▶ Texto proporcionado
______

Carta a un futuro bautizado

Una presentación de la identidad de los cristianos al mundo

Michel FÉDOU

¿Cómo presentar la identidad de los cristianos al mundo de hoy, dos mil años después del nacimiento de Jesucristo? Las consideraciones siguientes abordan esta cuestión bajo forma de carta abierta a un futuro bautizado. Tanto por su estilo como por su contenido, se inspiran libremente en la Carta a Diogneto, del siglo II, y en los «Pensamientos para el día del bautismo» de Dietrich Bonhoeffer. Esta carta fue publicada en la revista francesa «Etudes» y recogida en «Omnis terra».

 

El día está ya cercanísimo: ¡el domingo vas a recibir el bautismo! La comunidad se encontrará allí para recibirte y tú proclamarás lo que crees, y por tres veces el sacerdote derramará sobre tu cabeza esa agua bautismal sobre la que implorará la bendición de Dios, y serás vestido con un vestido nuevo, y te entregarán un cirio encendido, porque serás iluminado por la luz de Cristo y porque deberás caminar en adelante como un hijo de la luz en medio de este mundo. Ese día será, sin duda, para millones de hombres, un día ordinario entre otros muchos del año. Pero no te inquietes si ellos ignoran hoy tu secreto. Más tarde, quizás...

Te has preparado durante mucho tiempo para este día, por lo que no te enseñaría nada si te explicara una vez más el sentido de tu bautismo.

______

▶ Qué se pide
1. ¿Cómo se traduce al inglés esta oración de la carta: "Ese día será, sin duda, para millones de hombres, un día ordinario entre otros muchos del año."?
2. Según la carta, ¿cuántas veces derramará el sacerdote el agua bautismal sobre la cabeza del futuro bautizado?
Los registros no tienen relación alguna con la carta.

Registros de cuadros etiquetados:
______

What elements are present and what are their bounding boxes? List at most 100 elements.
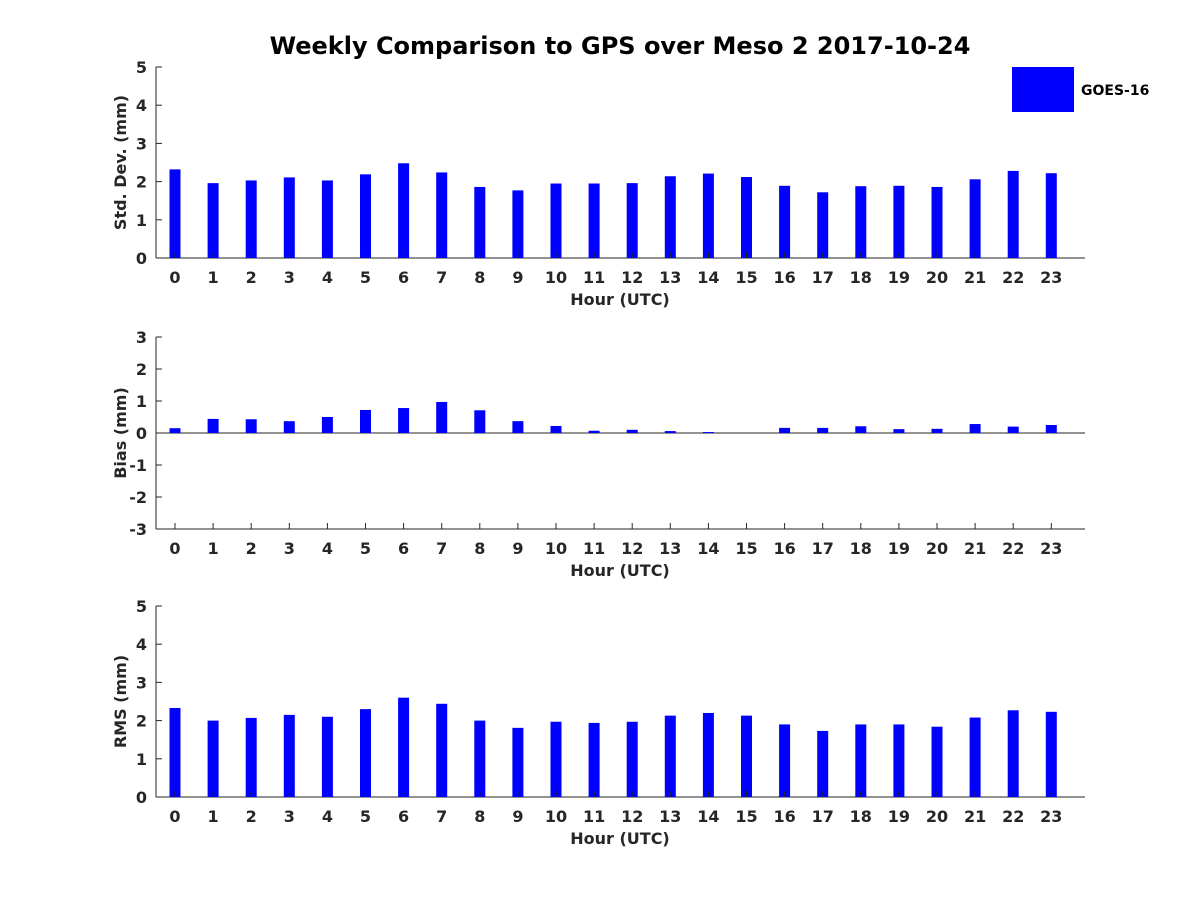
- bias-x-tick-label: 0: [169, 539, 180, 558]
- rms-bar-hour-8: [474, 720, 486, 797]
- std-dev-bar-hour-22: [1007, 170, 1019, 258]
- rms-y-tick-label: 5: [136, 597, 147, 616]
- std-dev-bar-hour-7: [436, 172, 448, 258]
- bias-y-tick-label: 3: [136, 328, 147, 347]
- std-dev-x-tick-label: 4: [322, 268, 333, 287]
- rms-bar-hour-2: [245, 717, 257, 797]
- rms-x-tick-label: 0: [169, 807, 180, 826]
- bias-x-tick-label: 9: [512, 539, 523, 558]
- rms-bar-hour-7: [436, 703, 448, 797]
- bias-y-label: Bias (mm): [111, 387, 130, 479]
- rms-bar-hour-4: [321, 716, 333, 797]
- bias-x-tick-label: 3: [284, 539, 295, 558]
- std-dev-x-tick-label: 16: [773, 268, 795, 287]
- std-dev-bar-hour-6: [398, 163, 410, 258]
- rms-bar-hour-9: [512, 727, 524, 797]
- bias-bar-hour-8: [474, 410, 486, 433]
- rms-x-tick-label: 17: [812, 807, 834, 826]
- std-dev-bar-hour-1: [207, 183, 219, 258]
- bias-y-tick-label: -2: [129, 488, 147, 507]
- std-dev-x-tick-label: 23: [1040, 268, 1062, 287]
- rms-y-label: RMS (mm): [111, 655, 130, 748]
- bias-bar-hour-0: [169, 428, 181, 433]
- std-dev-bar-hour-11: [588, 183, 600, 258]
- rms-x-tick-label: 18: [850, 807, 872, 826]
- std-dev-y-tick-label: 3: [136, 134, 147, 153]
- std-dev-bar-hour-14: [702, 173, 714, 258]
- std-dev-x-tick-label: 12: [621, 268, 643, 287]
- bias-bar-hour-22: [1007, 426, 1019, 433]
- rms-bar-hour-10: [550, 721, 562, 797]
- bias-x-tick-label: 8: [474, 539, 485, 558]
- rms-x-tick-label: 15: [735, 807, 757, 826]
- rms-x-tick-label: 22: [1002, 807, 1024, 826]
- bias-x-tick-label: 11: [583, 539, 605, 558]
- std-dev-y-tick-label: 0: [136, 249, 147, 268]
- std-dev-bar-hour-4: [321, 180, 333, 258]
- rms-y-tick-label: 2: [136, 712, 147, 731]
- std-dev-bar-hour-3: [283, 177, 295, 258]
- rms-x-tick-label: 12: [621, 807, 643, 826]
- legend-swatch: [1012, 67, 1074, 112]
- std-dev-bar-hour-18: [855, 186, 867, 258]
- std-dev-x-tick-label: 19: [888, 268, 910, 287]
- std-dev-y-label: Std. Dev. (mm): [111, 95, 130, 230]
- std-dev-x-tick-label: 14: [697, 268, 719, 287]
- rms-x-tick-label: 14: [697, 807, 719, 826]
- rms-x-tick-label: 10: [545, 807, 567, 826]
- rms-x-tick-label: 1: [208, 807, 219, 826]
- std-dev-bar-hour-2: [245, 180, 257, 258]
- bias-x-tick-label: 2: [246, 539, 257, 558]
- rms-bar-hour-23: [1045, 711, 1057, 797]
- std-dev-x-tick-label: 22: [1002, 268, 1024, 287]
- bias-x-tick-label: 20: [926, 539, 948, 558]
- bias-bar-hour-18: [855, 426, 867, 433]
- rms-x-tick-label: 21: [964, 807, 986, 826]
- rms-bar-hour-6: [398, 697, 410, 797]
- bias-x-tick-label: 6: [398, 539, 409, 558]
- bias-x-tick-label: 23: [1040, 539, 1062, 558]
- bias-x-tick-label: 18: [850, 539, 872, 558]
- std-dev-x-tick-label: 10: [545, 268, 567, 287]
- bias-bar-hour-19: [893, 429, 905, 433]
- bias-x-tick-label: 1: [208, 539, 219, 558]
- std-dev-x-tick-label: 0: [169, 268, 180, 287]
- bias-bar-hour-10: [550, 425, 562, 433]
- std-dev-bar-hour-10: [550, 183, 562, 258]
- bias-y-tick-label: 2: [136, 360, 147, 379]
- bias-bar-hour-6: [398, 408, 410, 433]
- bias-x-tick-label: 17: [812, 539, 834, 558]
- rms-y-tick-label: 1: [136, 750, 147, 769]
- rms-bar-hour-17: [817, 730, 829, 797]
- bias-bar-hour-5: [360, 409, 371, 433]
- std-dev-x-tick-label: 20: [926, 268, 948, 287]
- bias-bar-hour-14: [702, 432, 714, 433]
- rms-bar-hour-5: [360, 709, 371, 797]
- rms-x-label: Hour (UTC): [570, 829, 670, 848]
- std-dev-bar-hour-12: [626, 183, 638, 258]
- bias-bar-hour-4: [321, 417, 333, 433]
- rms-x-tick-label: 6: [398, 807, 409, 826]
- rms-y-tick-label: 4: [136, 635, 147, 654]
- std-dev-bar-hour-13: [664, 176, 676, 258]
- std-dev-bar-hour-8: [474, 186, 486, 258]
- bias-x-tick-label: 4: [322, 539, 333, 558]
- std-dev-bar-hour-9: [512, 190, 524, 258]
- std-dev-x-tick-label: 7: [436, 268, 447, 287]
- bias-bar-hour-12: [626, 429, 638, 433]
- bias-bar-hour-7: [436, 401, 448, 433]
- std-dev-x-tick-label: 18: [850, 268, 872, 287]
- std-dev-x-tick-label: 13: [659, 268, 681, 287]
- std-dev-x-tick-label: 8: [474, 268, 485, 287]
- rms-x-tick-label: 4: [322, 807, 333, 826]
- rms-x-tick-label: 5: [360, 807, 371, 826]
- bias-x-tick-label: 14: [697, 539, 719, 558]
- rms-bar-hour-14: [702, 712, 714, 797]
- rms-bar-hour-20: [931, 726, 943, 797]
- std-dev-bar-hour-23: [1045, 173, 1057, 258]
- bias-y-tick-label: 1: [136, 392, 147, 411]
- rms-x-tick-label: 20: [926, 807, 948, 826]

______

▶ Resultados obtenidos
1. That day will no doubt be, for millions of men, an ordinary day among many others in the year.

2. Tres veces.